◆ **DIRECTIONS FOR THIS TASK**
Locate each line of the material that contains "screenshot", then return it.

◆ **DATASET EXTRACT**
## start

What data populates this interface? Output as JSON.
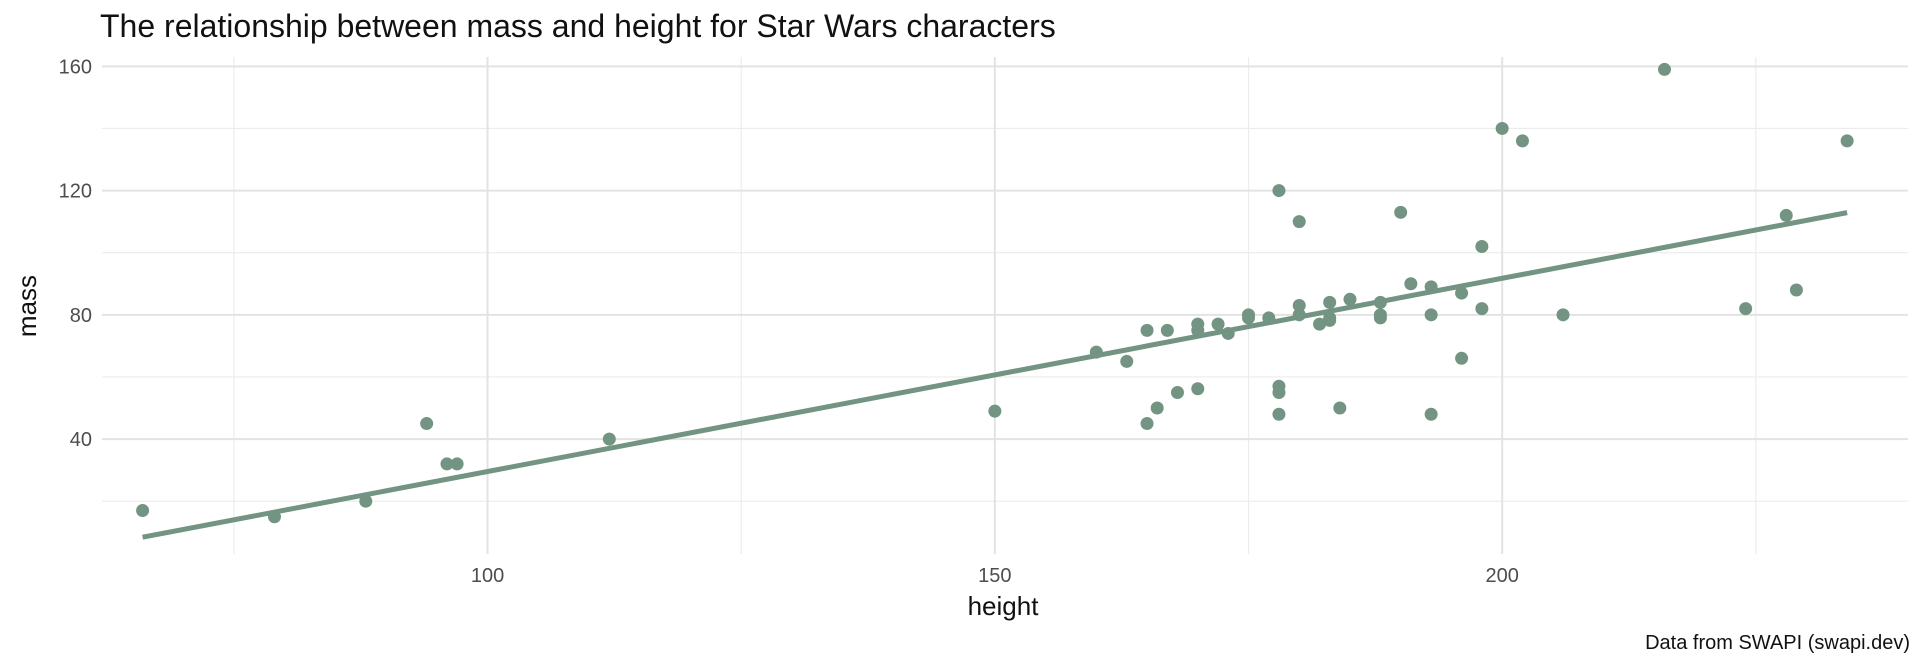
{
  "chart_data": {
    "type": "scatter",
    "title": "The relationship between mass and height for Star Wars characters",
    "caption": "Data from SWAPI (swapi.dev)",
    "xlabel": "height",
    "ylabel": "mass",
    "xlim": [
      62,
      240
    ],
    "ylim": [
      3,
      163
    ],
    "x_ticks": [
      100,
      150,
      200
    ],
    "y_ticks": [
      40,
      80,
      120,
      160
    ],
    "grid": true,
    "color": "#739483",
    "points": [
      {
        "x": 66,
        "y": 17
      },
      {
        "x": 79,
        "y": 15
      },
      {
        "x": 88,
        "y": 20
      },
      {
        "x": 94,
        "y": 45
      },
      {
        "x": 96,
        "y": 32
      },
      {
        "x": 97,
        "y": 32
      },
      {
        "x": 112,
        "y": 40
      },
      {
        "x": 150,
        "y": 49
      },
      {
        "x": 160,
        "y": 68
      },
      {
        "x": 163,
        "y": 65
      },
      {
        "x": 165,
        "y": 75
      },
      {
        "x": 165,
        "y": 45
      },
      {
        "x": 166,
        "y": 50
      },
      {
        "x": 167,
        "y": 75
      },
      {
        "x": 168,
        "y": 55
      },
      {
        "x": 170,
        "y": 77
      },
      {
        "x": 170,
        "y": 75
      },
      {
        "x": 170,
        "y": 56.2
      },
      {
        "x": 172,
        "y": 77
      },
      {
        "x": 173,
        "y": 74
      },
      {
        "x": 175,
        "y": 79
      },
      {
        "x": 175,
        "y": 80
      },
      {
        "x": 177,
        "y": 79
      },
      {
        "x": 178,
        "y": 120
      },
      {
        "x": 178,
        "y": 57
      },
      {
        "x": 178,
        "y": 55
      },
      {
        "x": 178,
        "y": 48
      },
      {
        "x": 180,
        "y": 110
      },
      {
        "x": 180,
        "y": 83
      },
      {
        "x": 180,
        "y": 80
      },
      {
        "x": 182,
        "y": 77
      },
      {
        "x": 183,
        "y": 84
      },
      {
        "x": 183,
        "y": 79
      },
      {
        "x": 183,
        "y": 78.2
      },
      {
        "x": 184,
        "y": 50
      },
      {
        "x": 185,
        "y": 85
      },
      {
        "x": 188,
        "y": 84
      },
      {
        "x": 188,
        "y": 80
      },
      {
        "x": 188,
        "y": 79
      },
      {
        "x": 190,
        "y": 113
      },
      {
        "x": 191,
        "y": 90
      },
      {
        "x": 193,
        "y": 89
      },
      {
        "x": 193,
        "y": 80
      },
      {
        "x": 193,
        "y": 48
      },
      {
        "x": 196,
        "y": 87
      },
      {
        "x": 196,
        "y": 66
      },
      {
        "x": 198,
        "y": 102
      },
      {
        "x": 198,
        "y": 82
      },
      {
        "x": 200,
        "y": 140
      },
      {
        "x": 202,
        "y": 136
      },
      {
        "x": 206,
        "y": 80
      },
      {
        "x": 216,
        "y": 159
      },
      {
        "x": 224,
        "y": 82
      },
      {
        "x": 228,
        "y": 112
      },
      {
        "x": 229,
        "y": 88
      },
      {
        "x": 234,
        "y": 136
      }
    ],
    "trend_line": {
      "x": [
        66,
        234
      ],
      "y": [
        8.4,
        112.9
      ]
    }
  }
}
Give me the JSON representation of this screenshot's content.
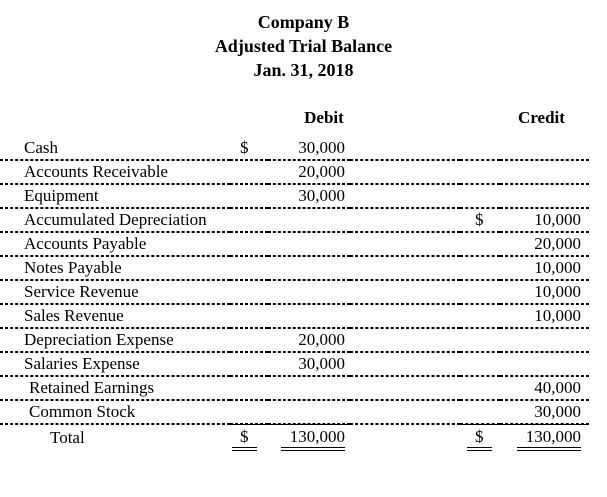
{
  "page": {
    "background_color": "#ffffff",
    "text_color": "#000000"
  },
  "title": {
    "company": "Company B",
    "report": "Adjusted Trial Balance",
    "date": "Jan. 31, 2018"
  },
  "table": {
    "headers": {
      "debit": "Debit",
      "credit": "Credit"
    },
    "rows": [
      {
        "account": "Cash",
        "debit_symbol": "$",
        "debit": "30,000"
      },
      {
        "account": "Accounts Receivable",
        "debit": "20,000"
      },
      {
        "account": "Equipment",
        "debit": "30,000"
      },
      {
        "account": "Accumulated Depreciation",
        "credit_symbol": "$",
        "credit": "10,000"
      },
      {
        "account": "Accounts Payable",
        "credit": "20,000"
      },
      {
        "account": "Notes Payable",
        "credit": "10,000"
      },
      {
        "account": "Service Revenue",
        "credit": "10,000"
      },
      {
        "account": "Sales Revenue",
        "credit": "10,000"
      },
      {
        "account": "Depreciation Expense",
        "debit": "20,000"
      },
      {
        "account": "Salaries Expense",
        "debit": "30,000"
      },
      {
        "account": "Retained Earnings",
        "credit": "40,000"
      },
      {
        "account": "Common Stock",
        "credit": "30,000"
      }
    ],
    "total": {
      "label": "Total",
      "debit_symbol": "$",
      "debit": "130,000",
      "credit_symbol": "$",
      "credit": "130,000"
    }
  }
}
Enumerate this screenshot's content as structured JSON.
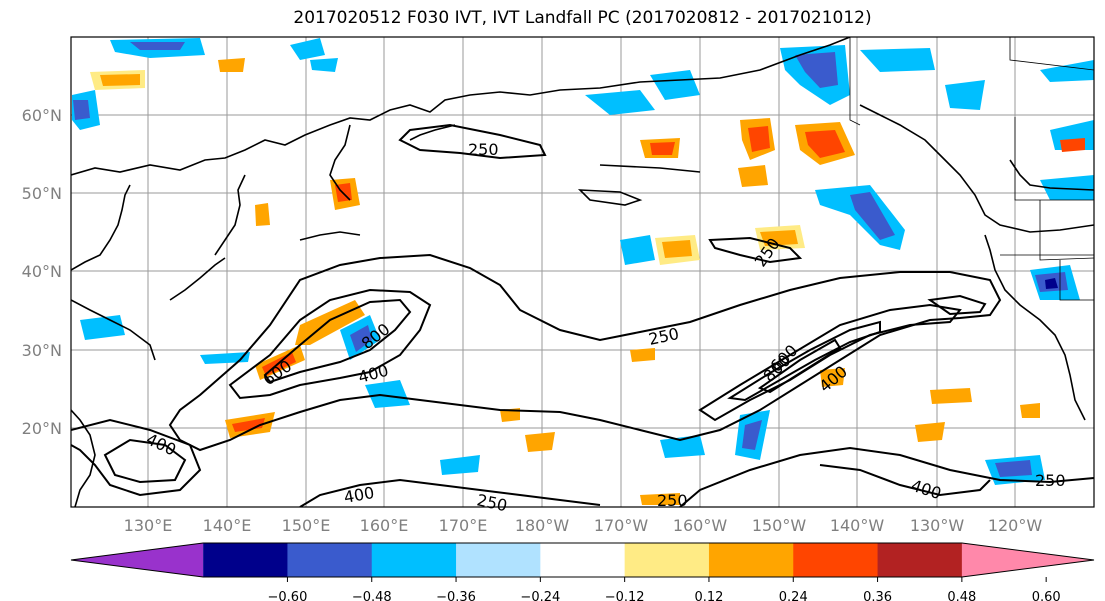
{
  "title": "2017020512 F030 IVT, IVT Landfall PC (2017020812 - 2017021012)",
  "lat_labels": [
    "60°N",
    "50°N",
    "40°N",
    "30°N",
    "20°N"
  ],
  "lon_labels": [
    "130°E",
    "140°E",
    "150°E",
    "160°E",
    "170°E",
    "180°W",
    "170°W",
    "160°W",
    "150°W",
    "140°W",
    "130°W",
    "120°W"
  ],
  "contour_labels": [
    "250",
    "250",
    "250",
    "250",
    "250",
    "250",
    "400",
    "400",
    "400",
    "400",
    "600",
    "600",
    "800",
    "800"
  ],
  "colorbar": {
    "colors": [
      "#9932cc",
      "#00008b",
      "#3a5bcd",
      "#00bfff",
      "#b0e2ff",
      "#ffffff",
      "#ffeb85",
      "#ffa500",
      "#ff4500",
      "#b22222",
      "#ff88aa"
    ],
    "ticks": [
      "−0.60",
      "−0.48",
      "−0.36",
      "−0.24",
      "−0.12",
      "0.12",
      "0.24",
      "0.36",
      "0.48",
      "0.60"
    ]
  }
}
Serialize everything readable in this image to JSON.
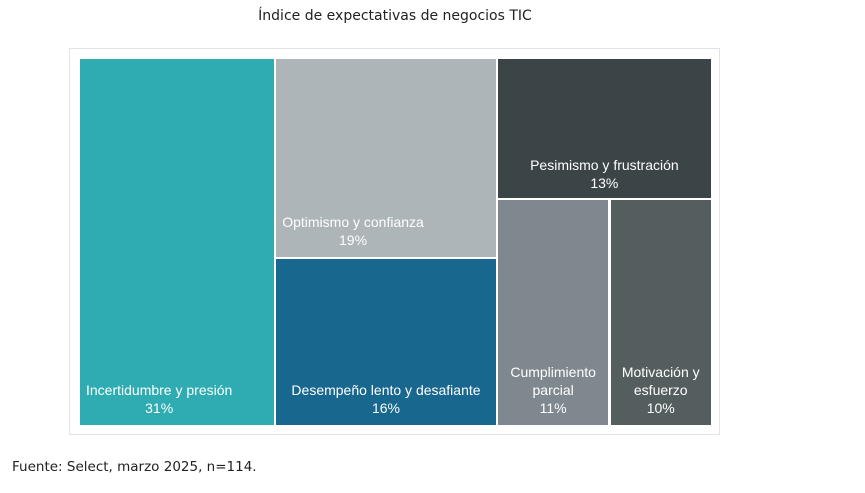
{
  "title": "Índice de expectativas de negocios TIC",
  "source": "Fuente: Select, marzo 2025, n=114.",
  "chart_data": {
    "type": "treemap",
    "items": [
      {
        "name": "Incertidumbre y presión",
        "value": 31,
        "label": "31%",
        "color": "#2eacb2"
      },
      {
        "name": "Optimismo y confianza",
        "value": 19,
        "label": "19%",
        "color": "#adb5b9"
      },
      {
        "name": "Desempeño lento y desafiante",
        "value": 16,
        "label": "16%",
        "color": "#17678f"
      },
      {
        "name": "Pesimismo y frustración",
        "value": 13,
        "label": "13%",
        "color": "#3b4446"
      },
      {
        "name": "Cumplimiento parcial",
        "value": 11,
        "label": "11%",
        "color": "#7f888e"
      },
      {
        "name": "Motivación y esfuerzo",
        "value": 10,
        "label": "10%",
        "color": "#545e5f"
      }
    ]
  }
}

## end

◆ **TASK ANSWER**
Give me the JSON representation of this screenshot's content.
Enumerate this screenshot's content as structured JSON.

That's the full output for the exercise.